**WHAT TO DO:** Reproduce each of the following records word for word, keeping every line in its original order.

**ENTRIES PROVIDED:**
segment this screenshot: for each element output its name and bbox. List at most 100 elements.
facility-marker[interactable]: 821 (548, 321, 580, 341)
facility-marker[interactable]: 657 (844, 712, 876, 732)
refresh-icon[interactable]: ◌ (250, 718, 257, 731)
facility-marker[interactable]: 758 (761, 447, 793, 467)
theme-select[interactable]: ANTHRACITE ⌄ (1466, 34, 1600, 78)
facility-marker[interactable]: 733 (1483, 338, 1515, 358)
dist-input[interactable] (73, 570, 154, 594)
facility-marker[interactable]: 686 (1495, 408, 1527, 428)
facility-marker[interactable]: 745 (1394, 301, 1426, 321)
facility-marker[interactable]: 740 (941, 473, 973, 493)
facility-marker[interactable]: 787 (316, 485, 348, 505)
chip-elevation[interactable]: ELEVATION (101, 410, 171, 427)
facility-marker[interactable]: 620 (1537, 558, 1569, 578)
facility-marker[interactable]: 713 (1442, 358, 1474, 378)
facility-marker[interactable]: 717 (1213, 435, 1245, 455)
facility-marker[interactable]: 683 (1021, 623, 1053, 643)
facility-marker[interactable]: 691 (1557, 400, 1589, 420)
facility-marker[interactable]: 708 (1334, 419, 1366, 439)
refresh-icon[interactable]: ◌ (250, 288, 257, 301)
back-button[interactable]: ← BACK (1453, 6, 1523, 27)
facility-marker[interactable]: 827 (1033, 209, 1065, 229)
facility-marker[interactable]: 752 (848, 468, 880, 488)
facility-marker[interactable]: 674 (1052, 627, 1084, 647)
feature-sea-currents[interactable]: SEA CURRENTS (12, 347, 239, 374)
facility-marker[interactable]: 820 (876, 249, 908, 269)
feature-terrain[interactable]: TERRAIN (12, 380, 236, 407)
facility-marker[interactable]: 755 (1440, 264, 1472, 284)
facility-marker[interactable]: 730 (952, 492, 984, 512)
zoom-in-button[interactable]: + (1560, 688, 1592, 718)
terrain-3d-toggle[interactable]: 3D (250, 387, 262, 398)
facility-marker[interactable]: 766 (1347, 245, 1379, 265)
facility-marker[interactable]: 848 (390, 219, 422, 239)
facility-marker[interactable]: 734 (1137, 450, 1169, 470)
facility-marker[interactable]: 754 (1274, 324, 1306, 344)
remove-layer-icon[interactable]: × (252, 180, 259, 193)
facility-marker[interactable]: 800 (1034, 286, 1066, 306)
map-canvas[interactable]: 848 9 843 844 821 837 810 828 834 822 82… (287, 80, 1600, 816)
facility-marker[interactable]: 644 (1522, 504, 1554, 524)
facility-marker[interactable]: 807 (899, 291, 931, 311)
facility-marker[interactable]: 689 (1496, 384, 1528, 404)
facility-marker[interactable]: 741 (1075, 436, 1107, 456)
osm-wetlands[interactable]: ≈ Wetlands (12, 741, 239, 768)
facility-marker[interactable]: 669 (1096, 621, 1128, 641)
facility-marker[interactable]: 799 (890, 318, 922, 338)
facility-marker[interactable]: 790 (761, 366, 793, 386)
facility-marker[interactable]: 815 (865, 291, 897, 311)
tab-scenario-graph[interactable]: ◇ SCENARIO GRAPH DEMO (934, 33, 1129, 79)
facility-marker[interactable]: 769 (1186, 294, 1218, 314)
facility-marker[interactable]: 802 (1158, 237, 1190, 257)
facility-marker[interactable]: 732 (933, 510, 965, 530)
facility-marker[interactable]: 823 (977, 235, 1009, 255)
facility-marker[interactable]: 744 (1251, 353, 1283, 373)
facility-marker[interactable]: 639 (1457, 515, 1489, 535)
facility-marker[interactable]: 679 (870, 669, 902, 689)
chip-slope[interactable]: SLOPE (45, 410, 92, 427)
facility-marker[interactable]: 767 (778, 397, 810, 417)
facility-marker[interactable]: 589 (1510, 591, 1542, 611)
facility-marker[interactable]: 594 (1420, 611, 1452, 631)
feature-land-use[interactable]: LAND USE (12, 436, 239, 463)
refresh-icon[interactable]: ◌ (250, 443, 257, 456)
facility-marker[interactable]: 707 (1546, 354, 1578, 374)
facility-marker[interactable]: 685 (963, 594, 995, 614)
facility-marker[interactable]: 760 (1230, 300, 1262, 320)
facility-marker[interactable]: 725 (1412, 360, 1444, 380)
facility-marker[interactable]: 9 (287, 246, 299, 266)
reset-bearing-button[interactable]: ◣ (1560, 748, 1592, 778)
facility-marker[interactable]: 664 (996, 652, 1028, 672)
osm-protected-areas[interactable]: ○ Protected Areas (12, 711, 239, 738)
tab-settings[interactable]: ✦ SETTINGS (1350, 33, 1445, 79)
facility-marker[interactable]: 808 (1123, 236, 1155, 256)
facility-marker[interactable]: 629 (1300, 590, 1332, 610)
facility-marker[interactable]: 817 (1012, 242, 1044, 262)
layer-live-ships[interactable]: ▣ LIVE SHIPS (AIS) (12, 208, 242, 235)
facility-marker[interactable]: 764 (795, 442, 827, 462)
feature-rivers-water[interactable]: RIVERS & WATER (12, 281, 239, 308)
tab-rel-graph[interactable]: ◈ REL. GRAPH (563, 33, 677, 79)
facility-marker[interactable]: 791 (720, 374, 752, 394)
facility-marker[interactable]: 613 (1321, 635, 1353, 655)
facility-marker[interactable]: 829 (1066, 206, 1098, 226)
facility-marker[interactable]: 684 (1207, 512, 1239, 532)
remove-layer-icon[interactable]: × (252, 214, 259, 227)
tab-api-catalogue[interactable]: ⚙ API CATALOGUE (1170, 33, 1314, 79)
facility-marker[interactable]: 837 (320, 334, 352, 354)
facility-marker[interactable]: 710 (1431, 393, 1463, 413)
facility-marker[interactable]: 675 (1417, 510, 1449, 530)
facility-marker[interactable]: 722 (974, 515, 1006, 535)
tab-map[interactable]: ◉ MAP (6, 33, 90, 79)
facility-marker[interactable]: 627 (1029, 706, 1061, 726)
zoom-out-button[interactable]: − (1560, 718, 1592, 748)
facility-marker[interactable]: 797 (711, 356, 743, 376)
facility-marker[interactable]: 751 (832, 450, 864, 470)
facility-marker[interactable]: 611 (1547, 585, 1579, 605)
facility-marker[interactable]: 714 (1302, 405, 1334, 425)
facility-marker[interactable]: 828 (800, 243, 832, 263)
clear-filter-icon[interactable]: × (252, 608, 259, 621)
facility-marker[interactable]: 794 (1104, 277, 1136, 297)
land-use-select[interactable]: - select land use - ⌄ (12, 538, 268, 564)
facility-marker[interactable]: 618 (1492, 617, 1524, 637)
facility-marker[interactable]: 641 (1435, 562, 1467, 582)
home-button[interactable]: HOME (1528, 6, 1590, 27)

**TASK ANSWER:**
segment this screenshot: for each element output its name and bbox. List at most 100 elements.
facility-marker[interactable]: 821 (548, 321, 580, 341)
facility-marker[interactable]: 657 (844, 712, 876, 732)
refresh-icon[interactable]: ◌ (250, 718, 257, 731)
facility-marker[interactable]: 758 (761, 447, 793, 467)
theme-select[interactable]: ANTHRACITE ⌄ (1466, 34, 1600, 78)
facility-marker[interactable]: 733 (1483, 338, 1515, 358)
dist-input[interactable] (73, 570, 154, 594)
facility-marker[interactable]: 686 (1495, 408, 1527, 428)
facility-marker[interactable]: 745 (1394, 301, 1426, 321)
facility-marker[interactable]: 740 (941, 473, 973, 493)
facility-marker[interactable]: 787 (316, 485, 348, 505)
chip-elevation[interactable]: ELEVATION (101, 410, 171, 427)
facility-marker[interactable]: 620 (1537, 558, 1569, 578)
facility-marker[interactable]: 713 (1442, 358, 1474, 378)
facility-marker[interactable]: 717 (1213, 435, 1245, 455)
facility-marker[interactable]: 683 (1021, 623, 1053, 643)
facility-marker[interactable]: 691 (1557, 400, 1589, 420)
facility-marker[interactable]: 708 (1334, 419, 1366, 439)
refresh-icon[interactable]: ◌ (250, 288, 257, 301)
back-button[interactable]: ← BACK (1453, 6, 1523, 27)
facility-marker[interactable]: 827 (1033, 209, 1065, 229)
facility-marker[interactable]: 752 (848, 468, 880, 488)
facility-marker[interactable]: 674 (1052, 627, 1084, 647)
feature-sea-currents[interactable]: SEA CURRENTS (12, 347, 239, 374)
facility-marker[interactable]: 820 (876, 249, 908, 269)
feature-terrain[interactable]: TERRAIN (12, 380, 236, 407)
facility-marker[interactable]: 755 (1440, 264, 1472, 284)
facility-marker[interactable]: 730 (952, 492, 984, 512)
zoom-in-button[interactable]: + (1560, 688, 1592, 718)
terrain-3d-toggle[interactable]: 3D (250, 387, 262, 398)
facility-marker[interactable]: 766 (1347, 245, 1379, 265)
facility-marker[interactable]: 848 (390, 219, 422, 239)
facility-marker[interactable]: 734 (1137, 450, 1169, 470)
facility-marker[interactable]: 754 (1274, 324, 1306, 344)
remove-layer-icon[interactable]: × (252, 180, 259, 193)
facility-marker[interactable]: 800 (1034, 286, 1066, 306)
map-canvas[interactable]: 848 9 843 844 821 837 810 828 834 822 82… (287, 80, 1600, 816)
facility-marker[interactable]: 644 (1522, 504, 1554, 524)
facility-marker[interactable]: 807 (899, 291, 931, 311)
facility-marker[interactable]: 689 (1496, 384, 1528, 404)
facility-marker[interactable]: 741 (1075, 436, 1107, 456)
osm-wetlands[interactable]: ≈ Wetlands (12, 741, 239, 768)
facility-marker[interactable]: 669 (1096, 621, 1128, 641)
facility-marker[interactable]: 799 (890, 318, 922, 338)
facility-marker[interactable]: 790 (761, 366, 793, 386)
facility-marker[interactable]: 815 (865, 291, 897, 311)
tab-scenario-graph[interactable]: ◇ SCENARIO GRAPH DEMO (934, 33, 1129, 79)
facility-marker[interactable]: 769 (1186, 294, 1218, 314)
facility-marker[interactable]: 802 (1158, 237, 1190, 257)
facility-marker[interactable]: 732 (933, 510, 965, 530)
facility-marker[interactable]: 823 (977, 235, 1009, 255)
facility-marker[interactable]: 744 (1251, 353, 1283, 373)
facility-marker[interactable]: 639 (1457, 515, 1489, 535)
facility-marker[interactable]: 679 (870, 669, 902, 689)
chip-slope[interactable]: SLOPE (45, 410, 92, 427)
facility-marker[interactable]: 767 (778, 397, 810, 417)
facility-marker[interactable]: 589 (1510, 591, 1542, 611)
facility-marker[interactable]: 594 (1420, 611, 1452, 631)
feature-land-use[interactable]: LAND USE (12, 436, 239, 463)
refresh-icon[interactable]: ◌ (250, 443, 257, 456)
facility-marker[interactable]: 707 (1546, 354, 1578, 374)
facility-marker[interactable]: 685 (963, 594, 995, 614)
facility-marker[interactable]: 760 (1230, 300, 1262, 320)
facility-marker[interactable]: 725 (1412, 360, 1444, 380)
facility-marker[interactable]: 9 (287, 246, 299, 266)
reset-bearing-button[interactable]: ◣ (1560, 748, 1592, 778)
facility-marker[interactable]: 664 (996, 652, 1028, 672)
osm-protected-areas[interactable]: ○ Protected Areas (12, 711, 239, 738)
tab-settings[interactable]: ✦ SETTINGS (1350, 33, 1445, 79)
facility-marker[interactable]: 808 (1123, 236, 1155, 256)
facility-marker[interactable]: 629 (1300, 590, 1332, 610)
facility-marker[interactable]: 817 (1012, 242, 1044, 262)
layer-live-ships[interactable]: ▣ LIVE SHIPS (AIS) (12, 208, 242, 235)
facility-marker[interactable]: 764 (795, 442, 827, 462)
feature-rivers-water[interactable]: RIVERS & WATER (12, 281, 239, 308)
tab-rel-graph[interactable]: ◈ REL. GRAPH (563, 33, 677, 79)
facility-marker[interactable]: 791 (720, 374, 752, 394)
facility-marker[interactable]: 613 (1321, 635, 1353, 655)
facility-marker[interactable]: 829 (1066, 206, 1098, 226)
facility-marker[interactable]: 684 (1207, 512, 1239, 532)
remove-layer-icon[interactable]: × (252, 214, 259, 227)
tab-api-catalogue[interactable]: ⚙ API CATALOGUE (1170, 33, 1314, 79)
facility-marker[interactable]: 837 (320, 334, 352, 354)
facility-marker[interactable]: 710 (1431, 393, 1463, 413)
facility-marker[interactable]: 675 (1417, 510, 1449, 530)
facility-marker[interactable]: 722 (974, 515, 1006, 535)
tab-map[interactable]: ◉ MAP (6, 33, 90, 79)
facility-marker[interactable]: 627 (1029, 706, 1061, 726)
zoom-out-button[interactable]: − (1560, 718, 1592, 748)
facility-marker[interactable]: 797 (711, 356, 743, 376)
facility-marker[interactable]: 751 (832, 450, 864, 470)
facility-marker[interactable]: 611 (1547, 585, 1579, 605)
facility-marker[interactable]: 714 (1302, 405, 1334, 425)
facility-marker[interactable]: 828 (800, 243, 832, 263)
clear-filter-icon[interactable]: × (252, 608, 259, 621)
facility-marker[interactable]: 794 (1104, 277, 1136, 297)
land-use-select[interactable]: - select land use - ⌄ (12, 538, 268, 564)
facility-marker[interactable]: 618 (1492, 617, 1524, 637)
facility-marker[interactable]: 641 (1435, 562, 1467, 582)
home-button[interactable]: HOME (1528, 6, 1590, 27)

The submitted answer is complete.